Exercise details> Go through the material below and copy each line where the word "value" appears.

(Data items)
════

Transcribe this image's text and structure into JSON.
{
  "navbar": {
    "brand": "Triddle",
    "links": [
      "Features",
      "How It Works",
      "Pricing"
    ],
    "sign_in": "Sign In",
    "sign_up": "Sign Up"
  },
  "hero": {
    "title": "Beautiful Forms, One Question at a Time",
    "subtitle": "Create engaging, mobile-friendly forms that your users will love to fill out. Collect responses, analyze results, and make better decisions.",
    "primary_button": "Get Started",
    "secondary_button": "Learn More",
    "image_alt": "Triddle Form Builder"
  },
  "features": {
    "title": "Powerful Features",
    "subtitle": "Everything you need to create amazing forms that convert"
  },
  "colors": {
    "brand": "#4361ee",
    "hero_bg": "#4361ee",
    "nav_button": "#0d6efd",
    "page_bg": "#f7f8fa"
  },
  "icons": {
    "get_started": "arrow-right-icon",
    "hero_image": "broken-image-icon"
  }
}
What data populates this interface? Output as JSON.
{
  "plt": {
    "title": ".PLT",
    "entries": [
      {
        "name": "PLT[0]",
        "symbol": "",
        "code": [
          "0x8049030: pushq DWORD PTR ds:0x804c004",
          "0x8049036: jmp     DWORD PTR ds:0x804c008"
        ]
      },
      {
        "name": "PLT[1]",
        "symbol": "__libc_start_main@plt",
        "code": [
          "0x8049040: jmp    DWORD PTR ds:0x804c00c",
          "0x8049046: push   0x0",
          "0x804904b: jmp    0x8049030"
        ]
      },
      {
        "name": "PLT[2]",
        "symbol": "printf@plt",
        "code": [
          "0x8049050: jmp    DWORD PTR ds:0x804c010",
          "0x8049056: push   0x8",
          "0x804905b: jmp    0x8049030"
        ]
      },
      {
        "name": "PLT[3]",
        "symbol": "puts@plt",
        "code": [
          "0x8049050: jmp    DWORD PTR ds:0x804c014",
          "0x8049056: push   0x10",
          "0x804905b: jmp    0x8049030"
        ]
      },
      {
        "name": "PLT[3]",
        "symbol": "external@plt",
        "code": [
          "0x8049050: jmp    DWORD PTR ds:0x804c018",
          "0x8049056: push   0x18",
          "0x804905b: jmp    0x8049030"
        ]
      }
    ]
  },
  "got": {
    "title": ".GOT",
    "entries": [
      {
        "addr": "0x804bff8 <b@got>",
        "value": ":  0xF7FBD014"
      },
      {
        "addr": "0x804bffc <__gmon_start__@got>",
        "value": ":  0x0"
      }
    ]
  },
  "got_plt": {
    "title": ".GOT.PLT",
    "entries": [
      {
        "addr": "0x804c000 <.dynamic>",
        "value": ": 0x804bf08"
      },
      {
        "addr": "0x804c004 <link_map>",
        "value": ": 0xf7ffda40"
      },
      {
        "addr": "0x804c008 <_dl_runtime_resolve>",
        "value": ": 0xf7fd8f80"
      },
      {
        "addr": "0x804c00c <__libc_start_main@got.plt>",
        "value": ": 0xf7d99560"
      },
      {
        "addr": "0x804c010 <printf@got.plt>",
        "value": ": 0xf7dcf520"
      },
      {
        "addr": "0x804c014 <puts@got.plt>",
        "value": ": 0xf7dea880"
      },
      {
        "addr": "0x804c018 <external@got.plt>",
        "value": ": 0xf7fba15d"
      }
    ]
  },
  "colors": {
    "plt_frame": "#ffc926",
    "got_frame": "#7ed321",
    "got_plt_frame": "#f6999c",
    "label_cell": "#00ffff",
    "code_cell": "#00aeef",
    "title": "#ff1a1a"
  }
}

════

Written reply>
        "value": ":  0xF7FBD014"
        "value": ":  0x0"
        "value": ": 0x804bf08"
        "value": ": 0xf7ffda40"
        "value": ": 0xf7fd8f80"
        "value": ": 0xf7d99560"
        "value": ": 0xf7dcf520"
        "value": ": 0xf7dea880"
        "value": ": 0xf7fba15d"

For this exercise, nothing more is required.